Records that describe figures
----
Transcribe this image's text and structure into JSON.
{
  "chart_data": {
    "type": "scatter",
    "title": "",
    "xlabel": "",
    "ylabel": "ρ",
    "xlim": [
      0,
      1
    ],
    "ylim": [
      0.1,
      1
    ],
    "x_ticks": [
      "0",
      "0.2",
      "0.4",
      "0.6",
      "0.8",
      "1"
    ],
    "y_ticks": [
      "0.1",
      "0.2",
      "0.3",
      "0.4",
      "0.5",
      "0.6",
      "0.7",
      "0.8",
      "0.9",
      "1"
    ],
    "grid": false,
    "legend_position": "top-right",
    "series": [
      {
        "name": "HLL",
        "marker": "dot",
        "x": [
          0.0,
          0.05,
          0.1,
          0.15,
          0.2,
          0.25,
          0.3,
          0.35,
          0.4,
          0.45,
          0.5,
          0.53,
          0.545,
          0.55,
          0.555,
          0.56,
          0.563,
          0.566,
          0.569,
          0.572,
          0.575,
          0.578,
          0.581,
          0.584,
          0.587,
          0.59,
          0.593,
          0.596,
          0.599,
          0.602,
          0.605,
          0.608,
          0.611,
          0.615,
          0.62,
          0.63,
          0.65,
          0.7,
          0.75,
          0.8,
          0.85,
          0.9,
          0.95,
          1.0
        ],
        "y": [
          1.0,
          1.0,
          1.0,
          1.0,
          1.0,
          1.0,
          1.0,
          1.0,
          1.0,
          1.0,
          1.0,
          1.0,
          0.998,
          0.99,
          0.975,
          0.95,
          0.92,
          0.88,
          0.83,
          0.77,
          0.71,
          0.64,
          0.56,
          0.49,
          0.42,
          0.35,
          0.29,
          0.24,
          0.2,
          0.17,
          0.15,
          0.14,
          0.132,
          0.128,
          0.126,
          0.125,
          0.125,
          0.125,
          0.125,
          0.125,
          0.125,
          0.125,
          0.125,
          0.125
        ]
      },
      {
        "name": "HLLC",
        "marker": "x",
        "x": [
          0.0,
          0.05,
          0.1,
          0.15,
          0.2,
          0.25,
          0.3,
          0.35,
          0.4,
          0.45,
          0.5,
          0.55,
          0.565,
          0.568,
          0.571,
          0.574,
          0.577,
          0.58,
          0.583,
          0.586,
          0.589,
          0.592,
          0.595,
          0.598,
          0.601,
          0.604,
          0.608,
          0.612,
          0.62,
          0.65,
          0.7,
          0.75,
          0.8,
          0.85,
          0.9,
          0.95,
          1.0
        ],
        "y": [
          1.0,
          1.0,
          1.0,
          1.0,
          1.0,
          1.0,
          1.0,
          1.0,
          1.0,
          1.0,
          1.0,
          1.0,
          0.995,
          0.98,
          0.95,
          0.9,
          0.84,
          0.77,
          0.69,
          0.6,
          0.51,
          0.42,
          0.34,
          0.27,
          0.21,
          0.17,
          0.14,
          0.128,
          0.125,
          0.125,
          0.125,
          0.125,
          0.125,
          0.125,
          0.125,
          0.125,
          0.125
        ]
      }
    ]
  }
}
----
OBJECTIVE —
Extract all of the material exactly as it is written.

THE COMPLETED TASK —
Transcribe this image's text and structure into JSON.
{
  "chart_data": {
    "type": "scatter",
    "title": "",
    "xlabel": "",
    "ylabel": "ρ",
    "xlim": [
      0,
      1
    ],
    "ylim": [
      0.1,
      1
    ],
    "x_ticks": [
      "0",
      "0.2",
      "0.4",
      "0.6",
      "0.8",
      "1"
    ],
    "y_ticks": [
      "0.1",
      "0.2",
      "0.3",
      "0.4",
      "0.5",
      "0.6",
      "0.7",
      "0.8",
      "0.9",
      "1"
    ],
    "grid": false,
    "legend_position": "top-right",
    "series": [
      {
        "name": "HLL",
        "marker": "dot",
        "x": [
          0.0,
          0.05,
          0.1,
          0.15,
          0.2,
          0.25,
          0.3,
          0.35,
          0.4,
          0.45,
          0.5,
          0.53,
          0.545,
          0.55,
          0.555,
          0.56,
          0.563,
          0.566,
          0.569,
          0.572,
          0.575,
          0.578,
          0.581,
          0.584,
          0.587,
          0.59,
          0.593,
          0.596,
          0.599,
          0.602,
          0.605,
          0.608,
          0.611,
          0.615,
          0.62,
          0.63,
          0.65,
          0.7,
          0.75,
          0.8,
          0.85,
          0.9,
          0.95,
          1.0
        ],
        "y": [
          1.0,
          1.0,
          1.0,
          1.0,
          1.0,
          1.0,
          1.0,
          1.0,
          1.0,
          1.0,
          1.0,
          1.0,
          0.998,
          0.99,
          0.975,
          0.95,
          0.92,
          0.88,
          0.83,
          0.77,
          0.71,
          0.64,
          0.56,
          0.49,
          0.42,
          0.35,
          0.29,
          0.24,
          0.2,
          0.17,
          0.15,
          0.14,
          0.132,
          0.128,
          0.126,
          0.125,
          0.125,
          0.125,
          0.125,
          0.125,
          0.125,
          0.125,
          0.125,
          0.125
        ]
      },
      {
        "name": "HLLC",
        "marker": "x",
        "x": [
          0.0,
          0.05,
          0.1,
          0.15,
          0.2,
          0.25,
          0.3,
          0.35,
          0.4,
          0.45,
          0.5,
          0.55,
          0.565,
          0.568,
          0.571,
          0.574,
          0.577,
          0.58,
          0.583,
          0.586,
          0.589,
          0.592,
          0.595,
          0.598,
          0.601,
          0.604,
          0.608,
          0.612,
          0.62,
          0.65,
          0.7,
          0.75,
          0.8,
          0.85,
          0.9,
          0.95,
          1.0
        ],
        "y": [
          1.0,
          1.0,
          1.0,
          1.0,
          1.0,
          1.0,
          1.0,
          1.0,
          1.0,
          1.0,
          1.0,
          1.0,
          0.995,
          0.98,
          0.95,
          0.9,
          0.84,
          0.77,
          0.69,
          0.6,
          0.51,
          0.42,
          0.34,
          0.27,
          0.21,
          0.17,
          0.14,
          0.128,
          0.125,
          0.125,
          0.125,
          0.125,
          0.125,
          0.125,
          0.125,
          0.125,
          0.125
        ]
      }
    ]
  }
}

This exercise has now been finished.